### EXERCISE
Collect each line of the entries that holds the string "CURTIS".

### Stored entries
◆ ◆ ◆ ◆ ◆
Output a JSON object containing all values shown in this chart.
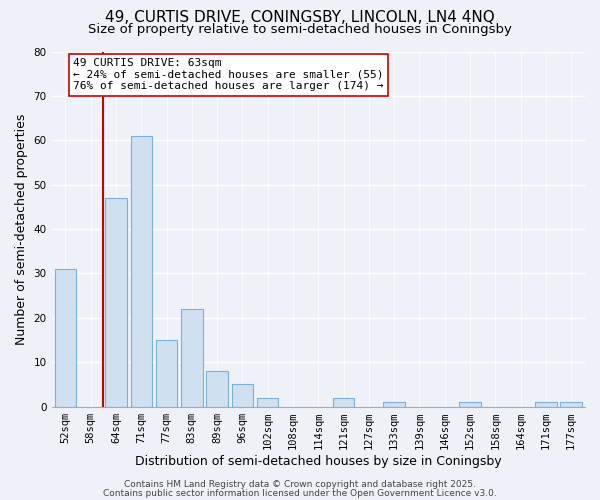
{
  "title": "49, CURTIS DRIVE, CONINGSBY, LINCOLN, LN4 4NQ",
  "subtitle": "Size of property relative to semi-detached houses in Coningsby",
  "xlabel": "Distribution of semi-detached houses by size in Coningsby",
  "ylabel": "Number of semi-detached properties",
  "bar_labels": [
    "52sqm",
    "58sqm",
    "64sqm",
    "71sqm",
    "77sqm",
    "83sqm",
    "89sqm",
    "96sqm",
    "102sqm",
    "108sqm",
    "114sqm",
    "121sqm",
    "127sqm",
    "133sqm",
    "139sqm",
    "146sqm",
    "152sqm",
    "158sqm",
    "164sqm",
    "171sqm",
    "177sqm"
  ],
  "bar_values": [
    31,
    0,
    47,
    61,
    15,
    22,
    8,
    5,
    2,
    0,
    0,
    2,
    0,
    1,
    0,
    0,
    1,
    0,
    0,
    1,
    1
  ],
  "bar_color": "#cfe0f0",
  "bar_edge_color": "#7aafe0",
  "vline_color": "#cc0000",
  "vline_index": 2,
  "ylim": [
    0,
    80
  ],
  "annotation_title": "49 CURTIS DRIVE: 63sqm",
  "annotation_line1": "← 24% of semi-detached houses are smaller (55)",
  "annotation_line2": "76% of semi-detached houses are larger (174) →",
  "annotation_box_color": "#ffffff",
  "annotation_box_edge": "#cc0000",
  "footer1": "Contains HM Land Registry data © Crown copyright and database right 2025.",
  "footer2": "Contains public sector information licensed under the Open Government Licence v3.0.",
  "background_color": "#eef2f8",
  "title_fontsize": 11,
  "subtitle_fontsize": 9.5,
  "xlabel_fontsize": 9,
  "ylabel_fontsize": 9,
  "tick_fontsize": 7.5,
  "footer_fontsize": 6.5,
  "annotation_fontsize": 8
}
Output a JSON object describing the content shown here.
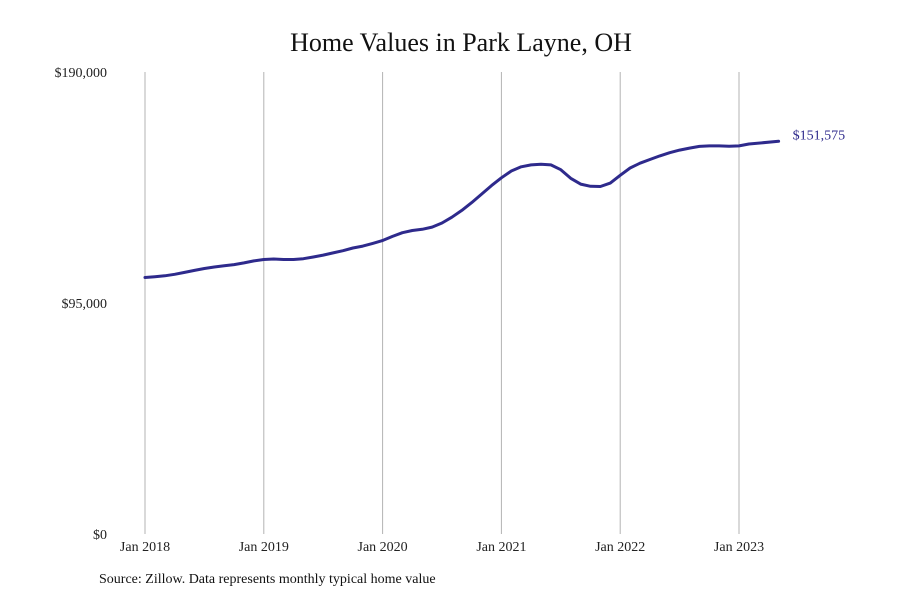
{
  "colors": {
    "line": "#2e2a8c",
    "grid": "#b3b3b3",
    "background": "#ffffff"
  },
  "chart_data": {
    "type": "line",
    "title": "Home Values in Park Layne, OH",
    "xlabel": "",
    "ylabel": "",
    "ylim": [
      0,
      190000
    ],
    "yticks": [
      {
        "value": 0,
        "label": "$0"
      },
      {
        "value": 95000,
        "label": "$95,000"
      },
      {
        "value": 190000,
        "label": "$190,000"
      }
    ],
    "xticks": [
      {
        "value": "2018-01",
        "label": "Jan 2018"
      },
      {
        "value": "2019-01",
        "label": "Jan 2019"
      },
      {
        "value": "2020-01",
        "label": "Jan 2020"
      },
      {
        "value": "2021-01",
        "label": "Jan 2021"
      },
      {
        "value": "2022-01",
        "label": "Jan 2022"
      },
      {
        "value": "2023-01",
        "label": "Jan 2023"
      }
    ],
    "grid": "vertical",
    "series": [
      {
        "x": [
          "2018-01",
          "2018-02",
          "2018-03",
          "2018-04",
          "2018-05",
          "2018-06",
          "2018-07",
          "2018-08",
          "2018-09",
          "2018-10",
          "2018-11",
          "2018-12",
          "2019-01",
          "2019-02",
          "2019-03",
          "2019-04",
          "2019-05",
          "2019-06",
          "2019-07",
          "2019-08",
          "2019-09",
          "2019-10",
          "2019-11",
          "2019-12",
          "2020-01",
          "2020-02",
          "2020-03",
          "2020-04",
          "2020-05",
          "2020-06",
          "2020-07",
          "2020-08",
          "2020-09",
          "2020-10",
          "2020-11",
          "2020-12",
          "2021-01",
          "2021-02",
          "2021-03",
          "2021-04",
          "2021-05",
          "2021-06",
          "2021-07",
          "2021-08",
          "2021-09",
          "2021-10",
          "2021-11",
          "2021-12",
          "2022-01",
          "2022-02",
          "2022-03",
          "2022-04",
          "2022-05",
          "2022-06",
          "2022-07",
          "2022-08",
          "2022-09",
          "2022-10",
          "2022-11",
          "2022-12",
          "2023-01",
          "2023-02",
          "2023-03",
          "2023-04",
          "2023-05"
        ],
        "values": [
          105500,
          105800,
          106200,
          106800,
          107600,
          108400,
          109200,
          109800,
          110300,
          110800,
          111500,
          112300,
          112900,
          113100,
          112900,
          112900,
          113200,
          113900,
          114700,
          115600,
          116500,
          117600,
          118400,
          119500,
          120700,
          122400,
          123900,
          124800,
          125300,
          126200,
          127900,
          130300,
          133100,
          136300,
          139800,
          143300,
          146500,
          149300,
          151000,
          151800,
          152100,
          151800,
          149800,
          146300,
          143900,
          143000,
          142900,
          144300,
          147500,
          150500,
          152500,
          154000,
          155500,
          156800,
          157900,
          158700,
          159400,
          159600,
          159600,
          159500,
          159600,
          160400,
          151575,
          151575,
          151575
        ]
      }
    ],
    "end_label": "$151,575"
  },
  "footer": {
    "source": "Source: Zillow. Data represents monthly typical home value"
  }
}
◆ ◆ ◆ ◆ ◆
### SOLUTION TO THIS TASK
  "title": "49, CURTIS DRIVE, CONINGSBY, LINCOLN, LN4 4NQ",
  "annotation_title": "49 CURTIS DRIVE: 63sqm",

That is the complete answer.